-- START --

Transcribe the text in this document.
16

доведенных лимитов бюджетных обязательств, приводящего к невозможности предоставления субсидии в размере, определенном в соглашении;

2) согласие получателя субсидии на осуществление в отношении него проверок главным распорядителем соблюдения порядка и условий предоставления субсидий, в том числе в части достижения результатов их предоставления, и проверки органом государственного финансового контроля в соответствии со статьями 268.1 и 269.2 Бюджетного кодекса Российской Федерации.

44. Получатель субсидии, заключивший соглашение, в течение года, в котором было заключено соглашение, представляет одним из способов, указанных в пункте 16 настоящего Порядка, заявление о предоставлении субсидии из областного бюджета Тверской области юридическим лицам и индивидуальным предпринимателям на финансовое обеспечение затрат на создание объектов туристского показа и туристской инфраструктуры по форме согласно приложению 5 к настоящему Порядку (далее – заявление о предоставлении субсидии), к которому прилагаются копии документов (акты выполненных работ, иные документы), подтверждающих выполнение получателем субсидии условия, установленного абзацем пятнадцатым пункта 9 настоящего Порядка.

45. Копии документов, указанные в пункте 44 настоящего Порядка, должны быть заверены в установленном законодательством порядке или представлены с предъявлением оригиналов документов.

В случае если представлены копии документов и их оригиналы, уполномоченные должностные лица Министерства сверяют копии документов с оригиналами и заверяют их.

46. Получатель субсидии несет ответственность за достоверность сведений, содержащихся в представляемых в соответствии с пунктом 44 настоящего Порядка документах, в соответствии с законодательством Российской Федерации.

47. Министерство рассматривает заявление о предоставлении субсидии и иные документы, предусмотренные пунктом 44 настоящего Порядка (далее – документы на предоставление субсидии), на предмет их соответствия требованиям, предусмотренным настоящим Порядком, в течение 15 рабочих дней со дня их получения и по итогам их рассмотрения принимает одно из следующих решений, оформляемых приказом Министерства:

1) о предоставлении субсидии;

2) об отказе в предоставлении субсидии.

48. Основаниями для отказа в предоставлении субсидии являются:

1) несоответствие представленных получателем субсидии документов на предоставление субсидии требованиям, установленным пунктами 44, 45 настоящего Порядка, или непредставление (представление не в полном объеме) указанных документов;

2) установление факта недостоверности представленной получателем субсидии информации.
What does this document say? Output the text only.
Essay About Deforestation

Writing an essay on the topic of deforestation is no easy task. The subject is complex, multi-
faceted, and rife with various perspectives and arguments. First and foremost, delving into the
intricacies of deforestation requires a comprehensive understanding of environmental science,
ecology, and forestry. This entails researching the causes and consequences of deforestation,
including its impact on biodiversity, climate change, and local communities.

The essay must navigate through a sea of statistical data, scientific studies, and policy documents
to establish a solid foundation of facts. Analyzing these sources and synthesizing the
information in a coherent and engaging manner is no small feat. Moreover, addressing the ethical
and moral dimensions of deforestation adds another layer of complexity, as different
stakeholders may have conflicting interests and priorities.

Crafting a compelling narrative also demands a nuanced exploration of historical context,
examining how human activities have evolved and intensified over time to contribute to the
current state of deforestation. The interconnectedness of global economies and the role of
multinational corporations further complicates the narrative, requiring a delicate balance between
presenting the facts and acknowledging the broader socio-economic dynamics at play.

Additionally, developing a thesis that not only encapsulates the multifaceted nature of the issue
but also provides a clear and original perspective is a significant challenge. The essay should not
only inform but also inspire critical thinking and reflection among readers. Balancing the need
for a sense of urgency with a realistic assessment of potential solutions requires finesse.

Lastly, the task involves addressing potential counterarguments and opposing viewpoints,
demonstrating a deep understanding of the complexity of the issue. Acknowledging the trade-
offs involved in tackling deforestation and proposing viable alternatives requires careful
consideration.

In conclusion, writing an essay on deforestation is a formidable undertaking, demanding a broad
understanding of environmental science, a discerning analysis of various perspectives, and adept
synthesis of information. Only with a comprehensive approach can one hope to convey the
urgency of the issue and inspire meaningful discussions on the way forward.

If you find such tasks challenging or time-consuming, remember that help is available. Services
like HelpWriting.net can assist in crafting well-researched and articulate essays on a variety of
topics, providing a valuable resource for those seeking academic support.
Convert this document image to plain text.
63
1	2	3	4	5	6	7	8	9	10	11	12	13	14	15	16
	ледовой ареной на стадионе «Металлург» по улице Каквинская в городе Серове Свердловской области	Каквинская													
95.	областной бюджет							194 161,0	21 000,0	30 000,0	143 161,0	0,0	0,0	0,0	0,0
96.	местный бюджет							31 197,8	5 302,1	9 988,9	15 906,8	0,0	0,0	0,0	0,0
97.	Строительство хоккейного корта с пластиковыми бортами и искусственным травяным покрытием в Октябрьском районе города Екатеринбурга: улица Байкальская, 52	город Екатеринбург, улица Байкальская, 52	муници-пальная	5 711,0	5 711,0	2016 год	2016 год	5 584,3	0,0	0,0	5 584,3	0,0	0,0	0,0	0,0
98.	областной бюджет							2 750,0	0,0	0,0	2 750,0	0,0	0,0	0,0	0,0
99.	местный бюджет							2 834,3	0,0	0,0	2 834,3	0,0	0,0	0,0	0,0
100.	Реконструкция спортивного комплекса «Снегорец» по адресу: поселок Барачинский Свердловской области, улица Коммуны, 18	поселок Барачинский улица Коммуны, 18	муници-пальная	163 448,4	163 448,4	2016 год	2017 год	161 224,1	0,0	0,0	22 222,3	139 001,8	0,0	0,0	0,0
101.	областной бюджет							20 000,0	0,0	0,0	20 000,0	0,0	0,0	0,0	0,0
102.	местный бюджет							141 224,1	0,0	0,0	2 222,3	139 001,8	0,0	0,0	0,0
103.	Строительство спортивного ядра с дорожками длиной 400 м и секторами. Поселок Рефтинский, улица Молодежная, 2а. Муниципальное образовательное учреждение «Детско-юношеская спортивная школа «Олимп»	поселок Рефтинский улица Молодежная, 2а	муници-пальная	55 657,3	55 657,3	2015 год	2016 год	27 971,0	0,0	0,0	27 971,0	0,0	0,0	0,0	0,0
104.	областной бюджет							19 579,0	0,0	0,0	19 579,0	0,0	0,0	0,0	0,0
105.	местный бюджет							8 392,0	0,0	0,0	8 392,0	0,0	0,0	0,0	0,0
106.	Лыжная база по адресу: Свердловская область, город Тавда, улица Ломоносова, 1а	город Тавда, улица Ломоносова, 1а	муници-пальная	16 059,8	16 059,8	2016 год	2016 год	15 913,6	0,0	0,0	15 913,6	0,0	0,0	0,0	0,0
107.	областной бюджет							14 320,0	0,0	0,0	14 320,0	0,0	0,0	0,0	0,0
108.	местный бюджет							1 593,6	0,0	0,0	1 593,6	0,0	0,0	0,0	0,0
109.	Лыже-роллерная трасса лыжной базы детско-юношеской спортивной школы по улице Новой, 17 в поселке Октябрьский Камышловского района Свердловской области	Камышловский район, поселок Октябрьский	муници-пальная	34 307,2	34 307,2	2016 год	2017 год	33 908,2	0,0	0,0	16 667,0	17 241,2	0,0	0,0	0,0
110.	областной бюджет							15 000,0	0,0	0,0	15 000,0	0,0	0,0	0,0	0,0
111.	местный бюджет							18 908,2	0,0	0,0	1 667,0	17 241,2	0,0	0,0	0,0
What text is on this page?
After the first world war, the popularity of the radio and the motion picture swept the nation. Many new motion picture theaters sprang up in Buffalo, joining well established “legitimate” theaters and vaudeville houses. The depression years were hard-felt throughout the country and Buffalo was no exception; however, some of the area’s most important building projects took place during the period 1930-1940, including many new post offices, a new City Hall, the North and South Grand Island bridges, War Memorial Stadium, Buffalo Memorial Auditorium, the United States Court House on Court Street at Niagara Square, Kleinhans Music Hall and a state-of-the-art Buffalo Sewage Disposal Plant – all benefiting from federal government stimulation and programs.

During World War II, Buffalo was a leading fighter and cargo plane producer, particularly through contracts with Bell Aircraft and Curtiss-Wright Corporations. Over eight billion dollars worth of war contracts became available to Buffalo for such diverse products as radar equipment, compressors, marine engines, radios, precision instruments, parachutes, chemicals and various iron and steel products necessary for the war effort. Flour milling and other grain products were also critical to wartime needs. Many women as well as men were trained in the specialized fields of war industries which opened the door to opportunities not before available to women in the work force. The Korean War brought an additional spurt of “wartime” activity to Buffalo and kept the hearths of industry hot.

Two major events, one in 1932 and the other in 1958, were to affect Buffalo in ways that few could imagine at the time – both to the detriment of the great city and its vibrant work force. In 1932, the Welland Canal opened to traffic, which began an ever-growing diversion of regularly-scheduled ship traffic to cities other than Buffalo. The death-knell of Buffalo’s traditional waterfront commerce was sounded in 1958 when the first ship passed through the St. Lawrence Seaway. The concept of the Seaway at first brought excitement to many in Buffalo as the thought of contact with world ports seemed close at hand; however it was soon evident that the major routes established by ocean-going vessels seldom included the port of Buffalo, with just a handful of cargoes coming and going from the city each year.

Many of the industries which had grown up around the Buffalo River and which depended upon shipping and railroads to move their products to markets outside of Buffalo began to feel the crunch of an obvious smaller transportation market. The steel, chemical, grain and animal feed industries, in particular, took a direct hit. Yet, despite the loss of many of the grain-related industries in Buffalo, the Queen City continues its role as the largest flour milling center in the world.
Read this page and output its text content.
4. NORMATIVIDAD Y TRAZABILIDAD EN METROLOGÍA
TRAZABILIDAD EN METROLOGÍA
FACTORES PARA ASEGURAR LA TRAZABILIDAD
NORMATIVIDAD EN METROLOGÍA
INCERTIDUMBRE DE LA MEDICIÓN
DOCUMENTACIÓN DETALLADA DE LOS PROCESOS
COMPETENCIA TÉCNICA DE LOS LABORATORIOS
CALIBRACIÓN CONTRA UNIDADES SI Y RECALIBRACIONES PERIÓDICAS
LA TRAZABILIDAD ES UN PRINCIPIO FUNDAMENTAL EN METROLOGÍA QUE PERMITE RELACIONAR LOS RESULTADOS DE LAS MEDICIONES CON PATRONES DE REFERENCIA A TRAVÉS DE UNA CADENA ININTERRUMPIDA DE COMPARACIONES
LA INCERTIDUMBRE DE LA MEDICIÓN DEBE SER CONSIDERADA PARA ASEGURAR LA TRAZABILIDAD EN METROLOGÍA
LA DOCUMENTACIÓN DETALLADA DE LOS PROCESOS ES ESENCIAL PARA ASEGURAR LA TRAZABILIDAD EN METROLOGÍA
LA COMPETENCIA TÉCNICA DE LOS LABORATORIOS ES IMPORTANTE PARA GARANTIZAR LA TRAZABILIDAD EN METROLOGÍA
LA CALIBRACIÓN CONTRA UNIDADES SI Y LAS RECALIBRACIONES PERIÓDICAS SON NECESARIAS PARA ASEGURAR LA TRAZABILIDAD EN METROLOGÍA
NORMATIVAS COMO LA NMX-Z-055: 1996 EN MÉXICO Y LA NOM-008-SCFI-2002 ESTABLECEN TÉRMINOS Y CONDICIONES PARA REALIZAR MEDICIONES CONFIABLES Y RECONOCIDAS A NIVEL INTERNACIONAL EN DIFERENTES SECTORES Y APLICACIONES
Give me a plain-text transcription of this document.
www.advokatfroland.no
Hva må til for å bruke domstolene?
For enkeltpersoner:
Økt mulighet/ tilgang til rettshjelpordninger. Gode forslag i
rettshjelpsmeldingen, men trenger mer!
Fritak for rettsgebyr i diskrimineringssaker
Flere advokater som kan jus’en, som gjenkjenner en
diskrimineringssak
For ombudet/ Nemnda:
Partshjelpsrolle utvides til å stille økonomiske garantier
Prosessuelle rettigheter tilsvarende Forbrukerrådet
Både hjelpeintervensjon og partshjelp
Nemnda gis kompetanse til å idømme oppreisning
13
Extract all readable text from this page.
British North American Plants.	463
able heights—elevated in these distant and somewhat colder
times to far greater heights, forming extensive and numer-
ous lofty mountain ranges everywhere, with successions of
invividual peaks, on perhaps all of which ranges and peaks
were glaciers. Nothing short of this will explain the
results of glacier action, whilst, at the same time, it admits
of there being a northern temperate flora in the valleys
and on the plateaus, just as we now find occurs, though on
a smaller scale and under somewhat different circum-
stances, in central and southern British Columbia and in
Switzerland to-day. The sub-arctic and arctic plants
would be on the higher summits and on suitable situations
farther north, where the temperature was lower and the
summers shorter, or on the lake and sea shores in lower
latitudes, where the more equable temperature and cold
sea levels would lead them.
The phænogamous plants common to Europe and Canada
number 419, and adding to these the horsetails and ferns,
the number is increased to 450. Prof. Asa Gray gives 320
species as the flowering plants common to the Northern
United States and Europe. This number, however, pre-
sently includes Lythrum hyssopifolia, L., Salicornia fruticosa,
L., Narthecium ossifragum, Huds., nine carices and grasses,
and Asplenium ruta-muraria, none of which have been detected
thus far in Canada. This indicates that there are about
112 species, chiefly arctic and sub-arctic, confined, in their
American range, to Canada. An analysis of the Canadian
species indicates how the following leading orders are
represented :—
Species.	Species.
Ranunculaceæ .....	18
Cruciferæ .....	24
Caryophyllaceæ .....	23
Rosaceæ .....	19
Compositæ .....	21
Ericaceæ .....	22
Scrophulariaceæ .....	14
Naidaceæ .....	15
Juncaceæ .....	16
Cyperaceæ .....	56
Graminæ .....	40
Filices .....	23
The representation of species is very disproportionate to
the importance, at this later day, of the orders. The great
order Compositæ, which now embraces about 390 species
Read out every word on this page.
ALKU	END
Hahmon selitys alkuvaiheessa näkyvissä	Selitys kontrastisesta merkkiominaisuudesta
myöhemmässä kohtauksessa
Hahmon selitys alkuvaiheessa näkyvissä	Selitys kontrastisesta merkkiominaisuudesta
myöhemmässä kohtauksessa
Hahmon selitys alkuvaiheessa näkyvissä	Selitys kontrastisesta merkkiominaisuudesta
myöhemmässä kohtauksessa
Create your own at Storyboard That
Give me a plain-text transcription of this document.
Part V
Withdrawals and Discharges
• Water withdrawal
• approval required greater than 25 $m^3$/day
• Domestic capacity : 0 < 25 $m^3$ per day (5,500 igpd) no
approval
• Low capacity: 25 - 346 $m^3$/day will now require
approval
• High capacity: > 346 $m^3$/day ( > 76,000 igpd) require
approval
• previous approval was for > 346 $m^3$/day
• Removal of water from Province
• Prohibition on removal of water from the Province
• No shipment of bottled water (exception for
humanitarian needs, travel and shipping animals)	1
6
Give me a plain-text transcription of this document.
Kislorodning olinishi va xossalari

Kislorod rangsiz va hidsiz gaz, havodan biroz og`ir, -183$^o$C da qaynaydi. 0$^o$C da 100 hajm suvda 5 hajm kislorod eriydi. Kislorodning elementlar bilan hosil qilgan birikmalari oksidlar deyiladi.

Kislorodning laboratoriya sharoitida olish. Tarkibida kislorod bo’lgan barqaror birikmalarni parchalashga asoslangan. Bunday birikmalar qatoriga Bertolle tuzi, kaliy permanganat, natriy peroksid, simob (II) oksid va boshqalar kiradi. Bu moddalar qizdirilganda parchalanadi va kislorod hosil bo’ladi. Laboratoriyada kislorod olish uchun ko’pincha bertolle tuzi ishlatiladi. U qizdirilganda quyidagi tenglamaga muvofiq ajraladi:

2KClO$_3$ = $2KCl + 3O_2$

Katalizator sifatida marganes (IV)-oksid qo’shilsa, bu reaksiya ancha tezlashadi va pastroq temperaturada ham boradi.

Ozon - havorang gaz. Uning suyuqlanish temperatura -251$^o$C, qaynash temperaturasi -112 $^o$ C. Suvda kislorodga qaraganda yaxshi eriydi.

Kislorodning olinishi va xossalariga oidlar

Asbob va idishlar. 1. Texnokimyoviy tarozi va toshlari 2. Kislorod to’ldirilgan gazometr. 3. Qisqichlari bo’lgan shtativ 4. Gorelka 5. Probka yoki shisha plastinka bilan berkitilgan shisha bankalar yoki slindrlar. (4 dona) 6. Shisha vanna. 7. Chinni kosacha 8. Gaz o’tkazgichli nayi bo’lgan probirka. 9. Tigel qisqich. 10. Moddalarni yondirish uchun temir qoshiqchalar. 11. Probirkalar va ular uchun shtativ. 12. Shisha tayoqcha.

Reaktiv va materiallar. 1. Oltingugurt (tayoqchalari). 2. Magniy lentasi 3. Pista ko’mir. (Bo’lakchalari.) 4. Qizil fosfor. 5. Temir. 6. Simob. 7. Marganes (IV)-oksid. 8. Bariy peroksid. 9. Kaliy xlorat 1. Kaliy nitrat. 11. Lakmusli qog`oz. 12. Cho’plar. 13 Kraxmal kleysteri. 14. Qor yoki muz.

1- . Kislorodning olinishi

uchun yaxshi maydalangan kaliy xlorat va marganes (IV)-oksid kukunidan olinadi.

-- END --

### Task to complete
Copy all lines above containing the string "улица".

### Solution to this problem
97.	Строительство хоккейного корта с пластиковыми бортами и искусственным травяным покрытием в Октябрьском районе города Екатеринбурга: улица Байкальская, 52	город Екатеринбург, улица Байкальская, 52	муници-пальная	5 711,0	5 711,0	2016 год	2016 год	5 584,3	0,0	0,0	5 584,3	0,0	0,0	0,0	0,0
100.	Реконструкция спортивного комплекса «Снегорец» по адресу: поселок Барачинский Свердловской области, улица Коммуны, 18	поселок Барачинский улица Коммуны, 18	муници-пальная	163 448,4	163 448,4	2016 год	2017 год	161 224,1	0,0	0,0	22 222,3	139 001,8	0,0	0,0	0,0
103.	Строительство спортивного ядра с дорожками длиной 400 м и секторами. Поселок Рефтинский, улица Молодежная, 2а. Муниципальное образовательное учреждение «Детско-юношеская спортивная школа «Олимп»	поселок Рефтинский улица Молодежная, 2а	муници-пальная	55 657,3	55 657,3	2015 год	2016 год	27 971,0	0,0	0,0	27 971,0	0,0	0,0	0,0	0,0
106.	Лыжная база по адресу: Свердловская область, город Тавда, улица Ломоносова, 1а	город Тавда, улица Ломоносова, 1а	муници-пальная	16 059,8	16 059,8	2016 год	2016 год	15 913,6	0,0	0,0	15 913,6	0,0	0,0	0,0	0,0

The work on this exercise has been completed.